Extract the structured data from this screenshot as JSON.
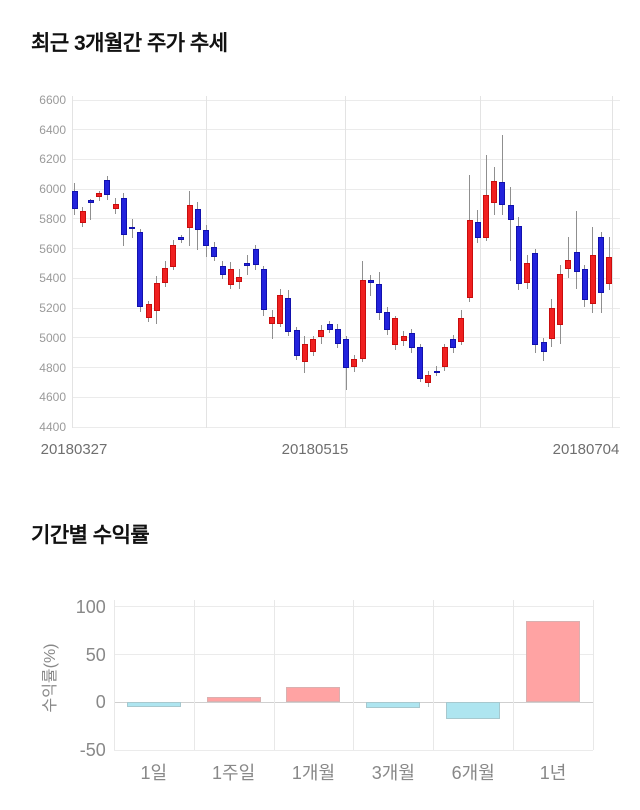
{
  "titles": {
    "price_section": "최근 3개월간 주가 추세",
    "returns_section": "기간별 수익률"
  },
  "chart_data": [
    {
      "type": "candlestick",
      "title": "최근 3개월간 주가 추세",
      "y_ticks": [
        6600,
        6400,
        6200,
        6000,
        5800,
        5600,
        5400,
        5200,
        5000,
        4800,
        4600,
        4400
      ],
      "ylim": [
        4400,
        6600
      ],
      "x_tick_labels": [
        "20180327",
        "20180515",
        "20180704"
      ],
      "grid": true,
      "up_color": "#f02020",
      "down_color": "#2222dc",
      "wick_color": "#8f8f8f",
      "ohlc_order": "open,high,low,close",
      "candles": [
        [
          5985,
          6040,
          5825,
          5865
        ],
        [
          5770,
          5880,
          5745,
          5850
        ],
        [
          5925,
          5935,
          5790,
          5905
        ],
        [
          5945,
          5990,
          5920,
          5975
        ],
        [
          6060,
          6090,
          5930,
          5960
        ],
        [
          5865,
          5940,
          5835,
          5900
        ],
        [
          5940,
          5975,
          5620,
          5690
        ],
        [
          5745,
          5800,
          5670,
          5735
        ],
        [
          5715,
          5735,
          5175,
          5210
        ],
        [
          5135,
          5250,
          5105,
          5225
        ],
        [
          5180,
          5415,
          5090,
          5370
        ],
        [
          5372,
          5520,
          5345,
          5473
        ],
        [
          5478,
          5657,
          5455,
          5624
        ],
        [
          5675,
          5690,
          5640,
          5655
        ],
        [
          5736,
          5985,
          5615,
          5893
        ],
        [
          5865,
          5915,
          5590,
          5725
        ],
        [
          5725,
          5760,
          5545,
          5615
        ],
        [
          5610,
          5645,
          5520,
          5545
        ],
        [
          5480,
          5515,
          5395,
          5420
        ],
        [
          5355,
          5510,
          5330,
          5460
        ],
        [
          5376,
          5460,
          5330,
          5410
        ],
        [
          5505,
          5560,
          5425,
          5480
        ],
        [
          5600,
          5625,
          5455,
          5490
        ],
        [
          5460,
          5480,
          5150,
          5185
        ],
        [
          5095,
          5185,
          4995,
          5140
        ],
        [
          5095,
          5330,
          5070,
          5285
        ],
        [
          5265,
          5320,
          5010,
          5040
        ],
        [
          5050,
          5075,
          4850,
          4880
        ],
        [
          4840,
          5010,
          4765,
          4960
        ],
        [
          4905,
          5015,
          4880,
          4990
        ],
        [
          5005,
          5085,
          4960,
          5050
        ],
        [
          5090,
          5110,
          5030,
          5055
        ],
        [
          5060,
          5095,
          4930,
          4960
        ],
        [
          4995,
          5010,
          4650,
          4795
        ],
        [
          4805,
          4885,
          4770,
          4860
        ],
        [
          4860,
          5515,
          4840,
          5390
        ],
        [
          5390,
          5420,
          5280,
          5370
        ],
        [
          5365,
          5445,
          5120,
          5170
        ],
        [
          5175,
          5210,
          5020,
          5050
        ],
        [
          4950,
          5150,
          4915,
          5130
        ],
        [
          4980,
          5045,
          4945,
          5015
        ],
        [
          5030,
          5060,
          4900,
          4930
        ],
        [
          4935,
          4960,
          4700,
          4725
        ],
        [
          4695,
          4775,
          4670,
          4750
        ],
        [
          4780,
          4810,
          4740,
          4768
        ],
        [
          4805,
          4960,
          4780,
          4940
        ],
        [
          4995,
          5020,
          4900,
          4930
        ],
        [
          4975,
          5185,
          4950,
          5130
        ],
        [
          5265,
          6095,
          5240,
          5790
        ],
        [
          5780,
          5860,
          5640,
          5670
        ],
        [
          5670,
          6230,
          5650,
          5960
        ],
        [
          5905,
          6150,
          5825,
          6055
        ],
        [
          6050,
          6365,
          5825,
          5895
        ],
        [
          5895,
          6015,
          5520,
          5790
        ],
        [
          5750,
          5810,
          5320,
          5365
        ],
        [
          5370,
          5555,
          5325,
          5505
        ],
        [
          5570,
          5600,
          4895,
          4950
        ],
        [
          4970,
          5000,
          4845,
          4905
        ],
        [
          4990,
          5260,
          4935,
          5200
        ],
        [
          5085,
          5490,
          4960,
          5430
        ],
        [
          5460,
          5680,
          5400,
          5525
        ],
        [
          5580,
          5850,
          5330,
          5445
        ],
        [
          5460,
          5490,
          5210,
          5255
        ],
        [
          5230,
          5745,
          5165,
          5555
        ],
        [
          5675,
          5715,
          5165,
          5300
        ],
        [
          5365,
          5680,
          5320,
          5545
        ]
      ]
    },
    {
      "type": "bar",
      "title": "기간별 수익률",
      "categories": [
        "1일",
        "1주일",
        "1개월",
        "3개월",
        "6개월",
        "1년"
      ],
      "values": [
        -5,
        6,
        16,
        -6,
        -18,
        85
      ],
      "ylabel": "수익률(%)",
      "y_ticks": [
        100,
        50,
        0,
        -50
      ],
      "ylim": [
        -50,
        100
      ],
      "grid": true,
      "positive_color": "#ffa3a3",
      "negative_color": "#aee5f0"
    }
  ]
}
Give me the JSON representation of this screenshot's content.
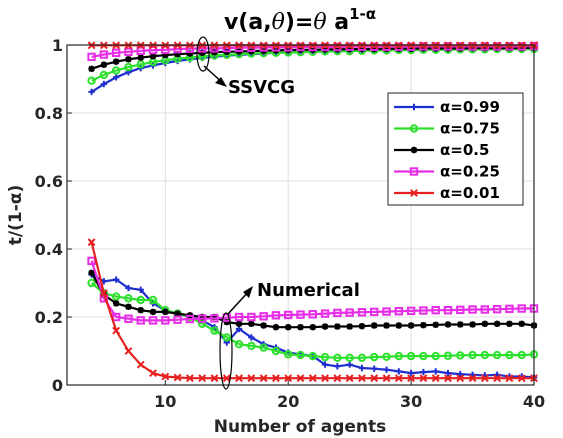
{
  "chart_data": {
    "type": "line",
    "title": "v(a,θ)=θ a^(1-α)",
    "title_parts": {
      "main": "v(a,",
      "theta1": "θ",
      "mid": ")=",
      "theta2": "θ",
      "a": " a",
      "sup": "1-α"
    },
    "xlabel": "Number of agents",
    "ylabel": "t/(1-α)",
    "xlim": [
      2,
      40
    ],
    "ylim": [
      0,
      1
    ],
    "xticks": [
      10,
      20,
      30,
      40
    ],
    "xtick_labels": [
      "10",
      "20",
      "30",
      "40"
    ],
    "yticks": [
      0,
      0.2,
      0.4,
      0.6,
      0.8,
      1
    ],
    "ytick_labels": [
      "0",
      "0.2",
      "0.4",
      "0.6",
      "0.8",
      "1"
    ],
    "grid": true,
    "legend_position": "right",
    "annotations": [
      {
        "text": "SSVCG"
      },
      {
        "text": "Numerical"
      }
    ],
    "series": [
      {
        "name": "α=0.99",
        "color": "#1f2fcf",
        "marker": "plus",
        "group": "SSVCG",
        "x": [
          4,
          5,
          6,
          7,
          8,
          9,
          10,
          11,
          12,
          13,
          14,
          15,
          16,
          17,
          18,
          19,
          20,
          21,
          22,
          23,
          24,
          25,
          26,
          27,
          28,
          29,
          30,
          31,
          32,
          33,
          34,
          35,
          36,
          37,
          38,
          39,
          40
        ],
        "y": [
          0.862,
          0.885,
          0.905,
          0.92,
          0.932,
          0.94,
          0.947,
          0.953,
          0.958,
          0.962,
          0.966,
          0.969,
          0.971,
          0.973,
          0.975,
          0.977,
          0.978,
          0.979,
          0.98,
          0.981,
          0.982,
          0.983,
          0.984,
          0.984,
          0.985,
          0.986,
          0.986,
          0.987,
          0.987,
          0.988,
          0.988,
          0.988,
          0.989,
          0.989,
          0.989,
          0.99,
          0.99
        ]
      },
      {
        "name": "α=0.75",
        "color": "#2ee02e",
        "marker": "circle",
        "group": "SSVCG",
        "x": [
          4,
          5,
          6,
          7,
          8,
          9,
          10,
          11,
          12,
          13,
          14,
          15,
          16,
          17,
          18,
          19,
          20,
          21,
          22,
          23,
          24,
          25,
          26,
          27,
          28,
          29,
          30,
          31,
          32,
          33,
          34,
          35,
          36,
          37,
          38,
          39,
          40
        ],
        "y": [
          0.895,
          0.912,
          0.925,
          0.935,
          0.943,
          0.95,
          0.955,
          0.96,
          0.963,
          0.966,
          0.969,
          0.971,
          0.973,
          0.975,
          0.976,
          0.977,
          0.978,
          0.979,
          0.98,
          0.981,
          0.982,
          0.982,
          0.983,
          0.984,
          0.984,
          0.985,
          0.985,
          0.986,
          0.986,
          0.986,
          0.987,
          0.987,
          0.987,
          0.988,
          0.988,
          0.988,
          0.988
        ]
      },
      {
        "name": "α=0.5",
        "color": "#000000",
        "marker": "asterisk",
        "group": "SSVCG",
        "x": [
          4,
          5,
          6,
          7,
          8,
          9,
          10,
          11,
          12,
          13,
          14,
          15,
          16,
          17,
          18,
          19,
          20,
          21,
          22,
          23,
          24,
          25,
          26,
          27,
          28,
          29,
          30,
          31,
          32,
          33,
          34,
          35,
          36,
          37,
          38,
          39,
          40
        ],
        "y": [
          0.93,
          0.942,
          0.951,
          0.958,
          0.963,
          0.967,
          0.97,
          0.973,
          0.975,
          0.977,
          0.979,
          0.98,
          0.981,
          0.982,
          0.983,
          0.984,
          0.985,
          0.986,
          0.986,
          0.987,
          0.987,
          0.988,
          0.988,
          0.988,
          0.989,
          0.989,
          0.989,
          0.99,
          0.99,
          0.99,
          0.99,
          0.991,
          0.991,
          0.991,
          0.991,
          0.991,
          0.992
        ]
      },
      {
        "name": "α=0.25",
        "color": "#e62ee6",
        "marker": "square",
        "group": "SSVCG",
        "x": [
          4,
          5,
          6,
          7,
          8,
          9,
          10,
          11,
          12,
          13,
          14,
          15,
          16,
          17,
          18,
          19,
          20,
          21,
          22,
          23,
          24,
          25,
          26,
          27,
          28,
          29,
          30,
          31,
          32,
          33,
          34,
          35,
          36,
          37,
          38,
          39,
          40
        ],
        "y": [
          0.965,
          0.972,
          0.977,
          0.98,
          0.983,
          0.985,
          0.986,
          0.988,
          0.989,
          0.99,
          0.99,
          0.991,
          0.992,
          0.992,
          0.993,
          0.993,
          0.993,
          0.994,
          0.994,
          0.994,
          0.994,
          0.995,
          0.995,
          0.995,
          0.995,
          0.995,
          0.995,
          0.996,
          0.996,
          0.996,
          0.996,
          0.996,
          0.996,
          0.996,
          0.996,
          0.996,
          0.997
        ]
      },
      {
        "name": "α=0.01",
        "color": "#e62020",
        "marker": "x",
        "group": "SSVCG",
        "x": [
          4,
          5,
          6,
          7,
          8,
          9,
          10,
          11,
          12,
          13,
          14,
          15,
          16,
          17,
          18,
          19,
          20,
          21,
          22,
          23,
          24,
          25,
          26,
          27,
          28,
          29,
          30,
          31,
          32,
          33,
          34,
          35,
          36,
          37,
          38,
          39,
          40
        ],
        "y": [
          0.999,
          0.999,
          0.999,
          0.999,
          0.999,
          0.999,
          0.999,
          0.999,
          0.999,
          0.999,
          0.999,
          0.999,
          0.999,
          0.999,
          0.999,
          0.999,
          0.999,
          0.999,
          0.999,
          0.999,
          0.999,
          0.999,
          0.999,
          0.999,
          0.999,
          0.999,
          0.999,
          0.999,
          0.999,
          0.999,
          0.999,
          0.999,
          0.999,
          0.999,
          0.999,
          0.999,
          0.999
        ]
      },
      {
        "name": "α=0.99",
        "color": "#1f2fcf",
        "marker": "plus",
        "group": "Numerical",
        "x": [
          4,
          5,
          6,
          7,
          8,
          9,
          10,
          11,
          12,
          13,
          14,
          15,
          16,
          17,
          18,
          19,
          20,
          21,
          22,
          23,
          24,
          25,
          26,
          27,
          28,
          29,
          30,
          31,
          32,
          33,
          34,
          35,
          36,
          37,
          38,
          39,
          40
        ],
        "y": [
          0.325,
          0.305,
          0.31,
          0.285,
          0.28,
          0.24,
          0.22,
          0.21,
          0.2,
          0.19,
          0.17,
          0.125,
          0.165,
          0.14,
          0.12,
          0.11,
          0.095,
          0.09,
          0.085,
          0.06,
          0.055,
          0.06,
          0.05,
          0.048,
          0.045,
          0.04,
          0.035,
          0.038,
          0.04,
          0.035,
          0.032,
          0.03,
          0.028,
          0.03,
          0.025,
          0.025,
          0.022
        ]
      },
      {
        "name": "α=0.75",
        "color": "#2ee02e",
        "marker": "circle",
        "group": "Numerical",
        "x": [
          4,
          5,
          6,
          7,
          8,
          9,
          10,
          11,
          12,
          13,
          14,
          15,
          16,
          17,
          18,
          19,
          20,
          21,
          22,
          23,
          24,
          25,
          26,
          27,
          28,
          29,
          30,
          31,
          32,
          33,
          34,
          35,
          36,
          37,
          38,
          39,
          40
        ],
        "y": [
          0.3,
          0.27,
          0.26,
          0.255,
          0.25,
          0.25,
          0.22,
          0.21,
          0.2,
          0.18,
          0.16,
          0.14,
          0.12,
          0.115,
          0.11,
          0.1,
          0.09,
          0.088,
          0.085,
          0.082,
          0.08,
          0.08,
          0.08,
          0.082,
          0.083,
          0.085,
          0.085,
          0.085,
          0.085,
          0.086,
          0.087,
          0.088,
          0.088,
          0.088,
          0.088,
          0.088,
          0.09
        ]
      },
      {
        "name": "α=0.5",
        "color": "#000000",
        "marker": "asterisk",
        "group": "Numerical",
        "x": [
          4,
          5,
          6,
          7,
          8,
          9,
          10,
          11,
          12,
          13,
          14,
          15,
          16,
          17,
          18,
          19,
          20,
          21,
          22,
          23,
          24,
          25,
          26,
          27,
          28,
          29,
          30,
          31,
          32,
          33,
          34,
          35,
          36,
          37,
          38,
          39,
          40
        ],
        "y": [
          0.33,
          0.265,
          0.24,
          0.23,
          0.22,
          0.215,
          0.215,
          0.21,
          0.205,
          0.2,
          0.2,
          0.185,
          0.18,
          0.18,
          0.175,
          0.17,
          0.17,
          0.17,
          0.17,
          0.172,
          0.172,
          0.172,
          0.173,
          0.175,
          0.175,
          0.175,
          0.175,
          0.176,
          0.177,
          0.178,
          0.178,
          0.178,
          0.18,
          0.18,
          0.18,
          0.18,
          0.175
        ]
      },
      {
        "name": "α=0.25",
        "color": "#e62ee6",
        "marker": "square",
        "group": "Numerical",
        "x": [
          4,
          5,
          6,
          7,
          8,
          9,
          10,
          11,
          12,
          13,
          14,
          15,
          16,
          17,
          18,
          19,
          20,
          21,
          22,
          23,
          24,
          25,
          26,
          27,
          28,
          29,
          30,
          31,
          32,
          33,
          34,
          35,
          36,
          37,
          38,
          39,
          40
        ],
        "y": [
          0.365,
          0.255,
          0.2,
          0.195,
          0.19,
          0.19,
          0.19,
          0.192,
          0.194,
          0.195,
          0.196,
          0.198,
          0.2,
          0.2,
          0.202,
          0.205,
          0.206,
          0.207,
          0.208,
          0.21,
          0.212,
          0.213,
          0.214,
          0.215,
          0.216,
          0.217,
          0.218,
          0.219,
          0.22,
          0.22,
          0.221,
          0.222,
          0.222,
          0.223,
          0.224,
          0.225,
          0.225
        ]
      },
      {
        "name": "α=0.01",
        "color": "#e62020",
        "marker": "x",
        "group": "Numerical",
        "x": [
          4,
          5,
          6,
          7,
          8,
          9,
          10,
          11,
          12,
          13,
          14,
          15,
          16,
          17,
          18,
          19,
          20,
          21,
          22,
          23,
          24,
          25,
          26,
          27,
          28,
          29,
          30,
          31,
          32,
          33,
          34,
          35,
          36,
          37,
          38,
          39,
          40
        ],
        "y": [
          0.42,
          0.27,
          0.16,
          0.1,
          0.06,
          0.035,
          0.025,
          0.022,
          0.02,
          0.02,
          0.02,
          0.02,
          0.02,
          0.02,
          0.02,
          0.02,
          0.02,
          0.02,
          0.02,
          0.02,
          0.02,
          0.02,
          0.02,
          0.02,
          0.02,
          0.02,
          0.02,
          0.02,
          0.02,
          0.02,
          0.02,
          0.02,
          0.02,
          0.02,
          0.02,
          0.02,
          0.02
        ]
      }
    ],
    "legend": [
      {
        "label": "α=0.99",
        "color": "#1f2fcf",
        "marker": "plus"
      },
      {
        "label": "α=0.75",
        "color": "#2ee02e",
        "marker": "circle"
      },
      {
        "label": "α=0.5",
        "color": "#000000",
        "marker": "asterisk"
      },
      {
        "label": "α=0.25",
        "color": "#e62ee6",
        "marker": "square"
      },
      {
        "label": "α=0.01",
        "color": "#e62020",
        "marker": "x"
      }
    ]
  }
}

**What is needed**. Identify the lines in the entries that hold "type" and return each one.

**Answer for the task**.
      "type": "candlestick",
      "type": "bar",
    "type": "line",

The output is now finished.